§ **GIVEN PROBLEM**: Sort through the data and copy the lines holding the word "Wilhelm".

§ **SUPPLIED MATERIAL**:

┄┄┄┄┄┄

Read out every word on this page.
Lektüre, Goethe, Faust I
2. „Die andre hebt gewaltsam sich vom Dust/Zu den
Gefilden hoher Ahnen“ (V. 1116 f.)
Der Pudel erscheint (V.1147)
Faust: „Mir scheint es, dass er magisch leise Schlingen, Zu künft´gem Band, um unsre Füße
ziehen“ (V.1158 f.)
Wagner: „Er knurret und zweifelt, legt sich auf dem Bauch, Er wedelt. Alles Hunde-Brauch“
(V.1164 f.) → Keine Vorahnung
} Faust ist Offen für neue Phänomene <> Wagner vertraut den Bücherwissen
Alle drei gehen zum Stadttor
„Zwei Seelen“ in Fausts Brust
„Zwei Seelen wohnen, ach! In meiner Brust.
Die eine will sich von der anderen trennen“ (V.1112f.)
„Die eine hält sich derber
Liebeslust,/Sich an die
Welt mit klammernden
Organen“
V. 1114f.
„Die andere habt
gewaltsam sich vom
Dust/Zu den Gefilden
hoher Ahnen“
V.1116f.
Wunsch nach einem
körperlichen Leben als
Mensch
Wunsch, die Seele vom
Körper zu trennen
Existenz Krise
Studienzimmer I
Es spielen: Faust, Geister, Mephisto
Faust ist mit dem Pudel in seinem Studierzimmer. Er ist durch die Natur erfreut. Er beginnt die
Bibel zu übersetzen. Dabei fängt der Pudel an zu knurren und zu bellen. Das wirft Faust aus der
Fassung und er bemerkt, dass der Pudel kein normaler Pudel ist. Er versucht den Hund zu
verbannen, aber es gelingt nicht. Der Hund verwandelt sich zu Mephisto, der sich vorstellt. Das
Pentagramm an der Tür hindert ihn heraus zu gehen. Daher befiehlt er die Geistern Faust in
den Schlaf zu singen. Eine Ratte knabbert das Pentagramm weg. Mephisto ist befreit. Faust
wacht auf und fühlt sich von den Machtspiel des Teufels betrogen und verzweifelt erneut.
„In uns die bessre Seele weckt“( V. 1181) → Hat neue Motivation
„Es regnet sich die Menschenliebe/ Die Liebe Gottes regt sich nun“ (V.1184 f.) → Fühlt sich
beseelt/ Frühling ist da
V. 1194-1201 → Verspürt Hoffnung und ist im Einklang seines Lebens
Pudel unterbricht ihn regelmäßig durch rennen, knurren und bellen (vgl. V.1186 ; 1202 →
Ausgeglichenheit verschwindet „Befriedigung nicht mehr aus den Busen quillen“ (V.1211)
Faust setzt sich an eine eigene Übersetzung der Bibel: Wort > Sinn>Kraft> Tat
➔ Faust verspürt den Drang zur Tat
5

┄┄┄┄┄┄

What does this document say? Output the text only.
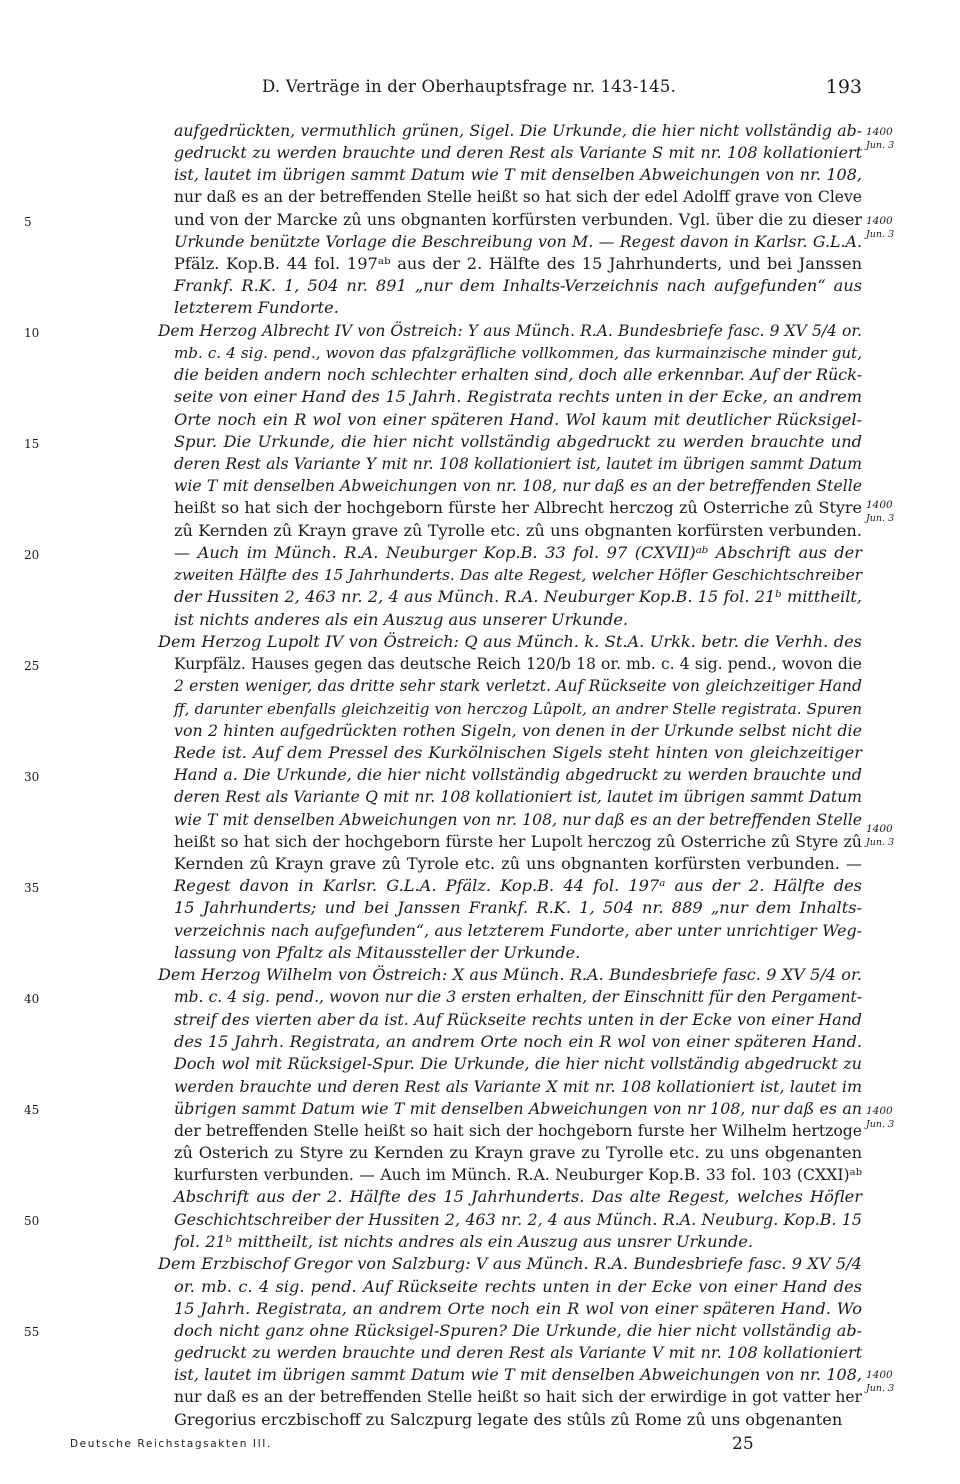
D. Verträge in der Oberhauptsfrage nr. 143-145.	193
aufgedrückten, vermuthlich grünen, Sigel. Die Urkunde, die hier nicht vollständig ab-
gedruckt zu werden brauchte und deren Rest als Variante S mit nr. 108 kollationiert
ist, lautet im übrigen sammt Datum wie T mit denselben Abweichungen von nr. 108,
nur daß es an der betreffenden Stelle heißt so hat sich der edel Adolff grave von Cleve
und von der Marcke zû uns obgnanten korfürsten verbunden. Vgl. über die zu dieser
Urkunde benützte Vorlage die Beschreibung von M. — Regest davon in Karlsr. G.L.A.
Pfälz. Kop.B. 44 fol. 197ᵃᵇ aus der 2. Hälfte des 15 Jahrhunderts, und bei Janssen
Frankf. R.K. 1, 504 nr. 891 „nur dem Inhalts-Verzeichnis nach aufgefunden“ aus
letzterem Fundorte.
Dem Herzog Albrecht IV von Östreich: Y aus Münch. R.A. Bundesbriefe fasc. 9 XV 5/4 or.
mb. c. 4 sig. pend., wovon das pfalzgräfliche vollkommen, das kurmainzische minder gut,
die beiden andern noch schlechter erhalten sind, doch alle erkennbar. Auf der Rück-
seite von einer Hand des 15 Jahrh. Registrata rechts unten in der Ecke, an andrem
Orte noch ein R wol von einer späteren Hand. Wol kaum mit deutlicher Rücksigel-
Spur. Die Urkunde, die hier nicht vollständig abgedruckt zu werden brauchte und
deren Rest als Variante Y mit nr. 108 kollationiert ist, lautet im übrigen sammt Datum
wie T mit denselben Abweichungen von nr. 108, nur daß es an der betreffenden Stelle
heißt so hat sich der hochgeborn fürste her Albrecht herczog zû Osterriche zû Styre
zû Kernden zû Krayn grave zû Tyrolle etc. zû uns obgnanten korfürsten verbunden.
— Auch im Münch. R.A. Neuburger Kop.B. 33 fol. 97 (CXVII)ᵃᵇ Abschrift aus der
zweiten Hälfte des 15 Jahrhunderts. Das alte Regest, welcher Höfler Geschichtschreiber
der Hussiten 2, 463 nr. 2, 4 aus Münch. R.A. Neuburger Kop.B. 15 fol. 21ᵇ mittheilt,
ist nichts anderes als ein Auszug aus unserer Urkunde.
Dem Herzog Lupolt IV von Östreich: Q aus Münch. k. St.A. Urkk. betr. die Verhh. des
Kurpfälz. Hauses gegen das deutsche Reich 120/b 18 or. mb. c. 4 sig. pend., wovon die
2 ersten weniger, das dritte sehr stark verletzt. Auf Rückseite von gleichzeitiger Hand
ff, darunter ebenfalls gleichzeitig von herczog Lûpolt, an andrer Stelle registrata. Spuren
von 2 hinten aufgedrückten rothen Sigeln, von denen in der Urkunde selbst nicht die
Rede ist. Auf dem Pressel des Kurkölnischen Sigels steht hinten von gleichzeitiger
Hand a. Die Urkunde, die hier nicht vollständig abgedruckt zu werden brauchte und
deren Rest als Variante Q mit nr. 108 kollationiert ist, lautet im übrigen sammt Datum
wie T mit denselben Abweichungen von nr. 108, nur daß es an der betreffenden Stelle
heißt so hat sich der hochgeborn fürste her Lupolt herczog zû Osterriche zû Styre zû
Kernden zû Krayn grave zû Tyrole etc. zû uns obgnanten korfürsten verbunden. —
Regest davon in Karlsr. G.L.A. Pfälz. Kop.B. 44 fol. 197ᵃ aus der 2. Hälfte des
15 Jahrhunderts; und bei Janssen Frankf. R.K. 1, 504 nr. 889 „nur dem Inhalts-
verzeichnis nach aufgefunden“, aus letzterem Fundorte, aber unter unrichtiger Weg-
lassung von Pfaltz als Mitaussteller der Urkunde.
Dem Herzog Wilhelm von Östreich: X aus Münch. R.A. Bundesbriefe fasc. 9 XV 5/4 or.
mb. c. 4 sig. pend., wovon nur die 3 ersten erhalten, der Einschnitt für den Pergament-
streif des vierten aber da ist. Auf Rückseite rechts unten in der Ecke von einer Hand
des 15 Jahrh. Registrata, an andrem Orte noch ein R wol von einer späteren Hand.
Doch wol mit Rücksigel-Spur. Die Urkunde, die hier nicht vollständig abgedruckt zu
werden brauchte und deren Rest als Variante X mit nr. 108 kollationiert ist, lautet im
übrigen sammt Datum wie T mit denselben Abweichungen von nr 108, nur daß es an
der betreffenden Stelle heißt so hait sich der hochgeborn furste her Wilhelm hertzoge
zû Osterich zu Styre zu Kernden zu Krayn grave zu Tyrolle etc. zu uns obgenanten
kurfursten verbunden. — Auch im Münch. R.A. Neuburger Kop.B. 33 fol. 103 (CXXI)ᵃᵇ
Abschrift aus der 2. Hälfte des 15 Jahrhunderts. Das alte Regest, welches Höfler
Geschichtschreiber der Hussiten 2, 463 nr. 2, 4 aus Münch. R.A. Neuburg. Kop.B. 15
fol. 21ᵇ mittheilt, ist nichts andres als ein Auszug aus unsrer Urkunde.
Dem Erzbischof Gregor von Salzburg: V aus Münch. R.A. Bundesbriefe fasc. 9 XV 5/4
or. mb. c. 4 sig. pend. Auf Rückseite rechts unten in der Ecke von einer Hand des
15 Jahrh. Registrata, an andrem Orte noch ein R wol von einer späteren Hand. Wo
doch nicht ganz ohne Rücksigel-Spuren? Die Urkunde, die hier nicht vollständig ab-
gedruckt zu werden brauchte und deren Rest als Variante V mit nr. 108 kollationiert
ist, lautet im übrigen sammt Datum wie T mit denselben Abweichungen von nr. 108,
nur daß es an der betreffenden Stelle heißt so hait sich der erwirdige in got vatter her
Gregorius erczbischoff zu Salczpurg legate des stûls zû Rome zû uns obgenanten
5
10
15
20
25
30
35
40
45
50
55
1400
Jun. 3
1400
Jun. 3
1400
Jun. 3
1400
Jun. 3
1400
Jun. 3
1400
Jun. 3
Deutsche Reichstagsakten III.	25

┄┄┄┄┄┄

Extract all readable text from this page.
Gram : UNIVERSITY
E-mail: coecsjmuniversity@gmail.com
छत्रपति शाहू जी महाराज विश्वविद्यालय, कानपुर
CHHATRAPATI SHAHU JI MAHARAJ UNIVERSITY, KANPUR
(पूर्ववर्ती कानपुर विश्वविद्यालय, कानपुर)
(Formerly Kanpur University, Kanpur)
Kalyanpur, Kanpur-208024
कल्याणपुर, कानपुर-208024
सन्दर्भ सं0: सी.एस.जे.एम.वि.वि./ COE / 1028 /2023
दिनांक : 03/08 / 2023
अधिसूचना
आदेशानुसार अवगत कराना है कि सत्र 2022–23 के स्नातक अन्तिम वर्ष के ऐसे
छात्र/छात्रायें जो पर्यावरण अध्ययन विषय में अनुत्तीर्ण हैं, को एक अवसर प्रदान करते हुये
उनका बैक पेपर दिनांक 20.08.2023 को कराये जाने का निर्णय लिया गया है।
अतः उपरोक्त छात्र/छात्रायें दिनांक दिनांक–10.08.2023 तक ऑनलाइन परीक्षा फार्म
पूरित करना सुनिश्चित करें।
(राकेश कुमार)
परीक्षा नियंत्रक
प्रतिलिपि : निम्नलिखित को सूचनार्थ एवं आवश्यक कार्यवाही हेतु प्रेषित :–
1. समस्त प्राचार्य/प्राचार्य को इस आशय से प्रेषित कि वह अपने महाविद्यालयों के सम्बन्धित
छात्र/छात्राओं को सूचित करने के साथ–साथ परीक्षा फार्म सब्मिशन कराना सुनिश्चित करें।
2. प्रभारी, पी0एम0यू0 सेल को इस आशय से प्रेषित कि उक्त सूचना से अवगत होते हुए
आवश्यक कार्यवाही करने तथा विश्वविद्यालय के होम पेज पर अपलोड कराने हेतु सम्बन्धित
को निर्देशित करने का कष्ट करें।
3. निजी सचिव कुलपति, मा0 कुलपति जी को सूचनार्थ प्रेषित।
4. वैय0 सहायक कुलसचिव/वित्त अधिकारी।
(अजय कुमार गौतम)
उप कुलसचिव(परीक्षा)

┄┄┄┄┄┄

§ **FINAL ANSWER**:
Dem Herzog Wilhelm von Östreich: X aus Münch. R.A. Bundesbriefe fasc. 9 XV 5/4 or.
der betreffenden Stelle heißt so hait sich der hochgeborn furste her Wilhelm hertzoge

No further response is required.